Directive: Return the full material exactly.

Data extracted from a collection

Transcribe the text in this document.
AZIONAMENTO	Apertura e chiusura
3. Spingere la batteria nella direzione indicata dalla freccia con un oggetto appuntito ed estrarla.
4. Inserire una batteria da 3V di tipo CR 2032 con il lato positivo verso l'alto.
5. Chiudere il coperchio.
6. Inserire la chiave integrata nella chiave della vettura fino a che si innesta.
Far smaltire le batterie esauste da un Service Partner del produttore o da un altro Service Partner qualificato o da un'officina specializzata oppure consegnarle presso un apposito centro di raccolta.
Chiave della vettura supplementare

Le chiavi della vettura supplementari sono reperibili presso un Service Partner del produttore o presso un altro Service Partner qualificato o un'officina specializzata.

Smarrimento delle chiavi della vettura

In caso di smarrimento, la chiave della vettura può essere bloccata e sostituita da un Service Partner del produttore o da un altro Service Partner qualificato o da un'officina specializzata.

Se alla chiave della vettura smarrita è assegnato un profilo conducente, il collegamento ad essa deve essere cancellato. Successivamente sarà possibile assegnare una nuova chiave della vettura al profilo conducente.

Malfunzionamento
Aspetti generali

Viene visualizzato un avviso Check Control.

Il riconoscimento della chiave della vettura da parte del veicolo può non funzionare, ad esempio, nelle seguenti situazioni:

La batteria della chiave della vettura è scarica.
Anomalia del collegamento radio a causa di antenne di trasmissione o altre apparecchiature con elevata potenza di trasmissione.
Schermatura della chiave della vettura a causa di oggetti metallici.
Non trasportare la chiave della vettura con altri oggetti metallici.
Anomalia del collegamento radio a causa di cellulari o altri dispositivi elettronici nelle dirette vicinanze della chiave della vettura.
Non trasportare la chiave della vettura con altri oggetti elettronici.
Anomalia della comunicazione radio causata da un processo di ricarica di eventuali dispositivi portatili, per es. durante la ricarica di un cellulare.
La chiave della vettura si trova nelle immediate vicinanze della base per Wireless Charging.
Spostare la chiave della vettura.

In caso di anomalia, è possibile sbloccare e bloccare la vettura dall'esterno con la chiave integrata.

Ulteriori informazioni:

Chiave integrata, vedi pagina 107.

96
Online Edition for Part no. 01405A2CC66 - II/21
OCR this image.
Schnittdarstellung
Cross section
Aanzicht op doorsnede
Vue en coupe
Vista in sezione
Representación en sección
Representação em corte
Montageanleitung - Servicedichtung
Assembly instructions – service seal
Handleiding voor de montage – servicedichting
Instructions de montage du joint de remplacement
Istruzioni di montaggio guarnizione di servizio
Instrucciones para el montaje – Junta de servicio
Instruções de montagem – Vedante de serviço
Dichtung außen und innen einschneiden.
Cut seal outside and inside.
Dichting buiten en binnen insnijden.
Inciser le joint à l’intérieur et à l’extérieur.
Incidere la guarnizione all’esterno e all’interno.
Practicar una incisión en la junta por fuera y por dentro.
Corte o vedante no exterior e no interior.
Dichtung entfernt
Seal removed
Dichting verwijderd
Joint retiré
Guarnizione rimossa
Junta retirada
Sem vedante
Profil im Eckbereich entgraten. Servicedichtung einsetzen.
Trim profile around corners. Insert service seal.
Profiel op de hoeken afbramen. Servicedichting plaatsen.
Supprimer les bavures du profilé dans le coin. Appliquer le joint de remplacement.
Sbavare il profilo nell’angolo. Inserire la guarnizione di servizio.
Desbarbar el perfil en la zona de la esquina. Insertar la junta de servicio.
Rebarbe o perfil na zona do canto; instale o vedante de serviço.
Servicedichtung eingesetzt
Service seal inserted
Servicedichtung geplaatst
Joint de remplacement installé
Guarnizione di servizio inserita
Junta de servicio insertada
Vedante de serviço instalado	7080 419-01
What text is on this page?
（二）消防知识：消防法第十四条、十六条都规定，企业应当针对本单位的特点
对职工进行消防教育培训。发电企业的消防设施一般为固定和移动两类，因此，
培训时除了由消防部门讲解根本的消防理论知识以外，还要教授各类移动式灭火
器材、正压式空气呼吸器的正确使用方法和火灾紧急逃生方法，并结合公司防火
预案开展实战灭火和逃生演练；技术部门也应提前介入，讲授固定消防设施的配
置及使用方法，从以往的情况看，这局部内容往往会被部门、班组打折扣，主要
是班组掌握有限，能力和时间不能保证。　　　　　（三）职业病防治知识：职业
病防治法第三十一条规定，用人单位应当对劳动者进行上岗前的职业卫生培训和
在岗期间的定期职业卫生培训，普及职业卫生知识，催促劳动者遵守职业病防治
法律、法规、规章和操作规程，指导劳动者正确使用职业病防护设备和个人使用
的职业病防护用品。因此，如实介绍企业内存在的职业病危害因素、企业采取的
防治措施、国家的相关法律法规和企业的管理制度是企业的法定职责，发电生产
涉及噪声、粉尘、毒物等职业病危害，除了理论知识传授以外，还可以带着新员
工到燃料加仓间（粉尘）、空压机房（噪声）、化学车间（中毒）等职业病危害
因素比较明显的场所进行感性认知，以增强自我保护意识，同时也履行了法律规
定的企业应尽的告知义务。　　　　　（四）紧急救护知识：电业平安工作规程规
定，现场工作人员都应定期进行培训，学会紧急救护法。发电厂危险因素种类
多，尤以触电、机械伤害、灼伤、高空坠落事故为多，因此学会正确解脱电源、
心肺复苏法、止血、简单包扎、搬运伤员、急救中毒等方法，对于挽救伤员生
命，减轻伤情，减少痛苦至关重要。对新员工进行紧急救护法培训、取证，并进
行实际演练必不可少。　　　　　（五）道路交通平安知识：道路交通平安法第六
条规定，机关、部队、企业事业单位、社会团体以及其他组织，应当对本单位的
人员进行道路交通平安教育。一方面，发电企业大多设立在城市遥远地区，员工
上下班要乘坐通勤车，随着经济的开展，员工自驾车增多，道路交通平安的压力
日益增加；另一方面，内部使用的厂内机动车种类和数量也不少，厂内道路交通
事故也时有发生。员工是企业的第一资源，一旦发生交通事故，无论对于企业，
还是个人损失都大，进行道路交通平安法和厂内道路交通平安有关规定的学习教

Output of the task:
Transcribe the text in this document.
AZIONAMENTO	Apertura e chiusura
3. Spingere la batteria nella direzione indicata dalla freccia con un oggetto appuntito ed estrarla.
4. Inserire una batteria da 3V di tipo CR 2032 con il lato positivo verso l'alto.
5. Chiudere il coperchio.
6. Inserire la chiave integrata nella chiave della vettura fino a che si innesta.
Far smaltire le batterie esauste da un Service Partner del produttore o da un altro Service Partner qualificato o da un'officina specializzata oppure consegnarle presso un apposito centro di raccolta.
Chiave della vettura supplementare

Le chiavi della vettura supplementari sono reperibili presso un Service Partner del produttore o presso un altro Service Partner qualificato o un'officina specializzata.

Smarrimento delle chiavi della vettura

In caso di smarrimento, la chiave della vettura può essere bloccata e sostituita da un Service Partner del produttore o da un altro Service Partner qualificato o da un'officina specializzata.

Se alla chiave della vettura smarrita è assegnato un profilo conducente, il collegamento ad essa deve essere cancellato. Successivamente sarà possibile assegnare una nuova chiave della vettura al profilo conducente.

Malfunzionamento
Aspetti generali

Viene visualizzato un avviso Check Control.

Il riconoscimento della chiave della vettura da parte del veicolo può non funzionare, ad esempio, nelle seguenti situazioni:

La batteria della chiave della vettura è scarica.
Anomalia del collegamento radio a causa di antenne di trasmissione o altre apparecchiature con elevata potenza di trasmissione.
Schermatura della chiave della vettura a causa di oggetti metallici.
Non trasportare la chiave della vettura con altri oggetti metallici.
Anomalia del collegamento radio a causa di cellulari o altri dispositivi elettronici nelle dirette vicinanze della chiave della vettura.
Non trasportare la chiave della vettura con altri oggetti elettronici.
Anomalia della comunicazione radio causata da un processo di ricarica di eventuali dispositivi portatili, per es. durante la ricarica di un cellulare.
La chiave della vettura si trova nelle immediate vicinanze della base per Wireless Charging.
Spostare la chiave della vettura.

In caso di anomalia, è possibile sbloccare e bloccare la vettura dall'esterno con la chiave integrata.

Ulteriori informazioni:

Chiave integrata, vedi pagina 107.

96
Online Edition for Part no. 01405A2CC66 - II/21
OCR this image.
Schnittdarstellung
Cross section
Aanzicht op doorsnede
Vue en coupe
Vista in sezione
Representación en sección
Representação em corte
Montageanleitung - Servicedichtung
Assembly instructions – service seal
Handleiding voor de montage – servicedichting
Instructions de montage du joint de remplacement
Istruzioni di montaggio guarnizione di servizio
Instrucciones para el montaje – Junta de servicio
Instruções de montagem – Vedante de serviço
Dichtung außen und innen einschneiden.
Cut seal outside and inside.
Dichting buiten en binnen insnijden.
Inciser le joint à l’intérieur et à l’extérieur.
Incidere la guarnizione all’esterno e all’interno.
Practicar una incisión en la junta por fuera y por dentro.
Corte o vedante no exterior e no interior.
Dichtung entfernt
Seal removed
Dichting verwijderd
Joint retiré
Guarnizione rimossa
Junta retirada
Sem vedante
Profil im Eckbereich entgraten. Servicedichtung einsetzen.
Trim profile around corners. Insert service seal.
Profiel op de hoeken afbramen. Servicedichting plaatsen.
Supprimer les bavures du profilé dans le coin. Appliquer le joint de remplacement.
Sbavare il profilo nell’angolo. Inserire la guarnizione di servizio.
Desbarbar el perfil en la zona de la esquina. Insertar la junta de servicio.
Rebarbe o perfil na zona do canto; instale o vedante de serviço.
Servicedichtung eingesetzt
Service seal inserted
Servicedichtung geplaatst
Joint de remplacement installé
Guarnizione di servizio inserita
Junta de servicio insertada
Vedante de serviço instalado	7080 419-01
What text is on this page?
（二）消防知识：消防法第十四条、十六条都规定，企业应当针对本单位的特点
对职工进行消防教育培训。发电企业的消防设施一般为固定和移动两类，因此，
培训时除了由消防部门讲解根本的消防理论知识以外，还要教授各类移动式灭火
器材、正压式空气呼吸器的正确使用方法和火灾紧急逃生方法，并结合公司防火
预案开展实战灭火和逃生演练；技术部门也应提前介入，讲授固定消防设施的配
置及使用方法，从以往的情况看，这局部内容往往会被部门、班组打折扣，主要
是班组掌握有限，能力和时间不能保证。　　　　　（三）职业病防治知识：职业
病防治法第三十一条规定，用人单位应当对劳动者进行上岗前的职业卫生培训和
在岗期间的定期职业卫生培训，普及职业卫生知识，催促劳动者遵守职业病防治
法律、法规、规章和操作规程，指导劳动者正确使用职业病防护设备和个人使用
的职业病防护用品。因此，如实介绍企业内存在的职业病危害因素、企业采取的
防治措施、国家的相关法律法规和企业的管理制度是企业的法定职责，发电生产
涉及噪声、粉尘、毒物等职业病危害，除了理论知识传授以外，还可以带着新员
工到燃料加仓间（粉尘）、空压机房（噪声）、化学车间（中毒）等职业病危害
因素比较明显的场所进行感性认知，以增强自我保护意识，同时也履行了法律规
定的企业应尽的告知义务。　　　　　（四）紧急救护知识：电业平安工作规程规
定，现场工作人员都应定期进行培训，学会紧急救护法。发电厂危险因素种类
多，尤以触电、机械伤害、灼伤、高空坠落事故为多，因此学会正确解脱电源、
心肺复苏法、止血、简单包扎、搬运伤员、急救中毒等方法，对于挽救伤员生
命，减轻伤情，减少痛苦至关重要。对新员工进行紧急救护法培训、取证，并进
行实际演练必不可少。　　　　　（五）道路交通平安知识：道路交通平安法第六
条规定，机关、部队、企业事业单位、社会团体以及其他组织，应当对本单位的
人员进行道路交通平安教育。一方面，发电企业大多设立在城市遥远地区，员工
上下班要乘坐通勤车，随着经济的开展，员工自驾车增多，道路交通平安的压力
日益增加；另一方面，内部使用的厂内机动车种类和数量也不少，厂内道路交通
事故也时有发生。员工是企业的第一资源，一旦发生交通事故，无论对于企业，
还是个人损失都大，进行道路交通平安法和厂内道路交通平安有关规定的学习教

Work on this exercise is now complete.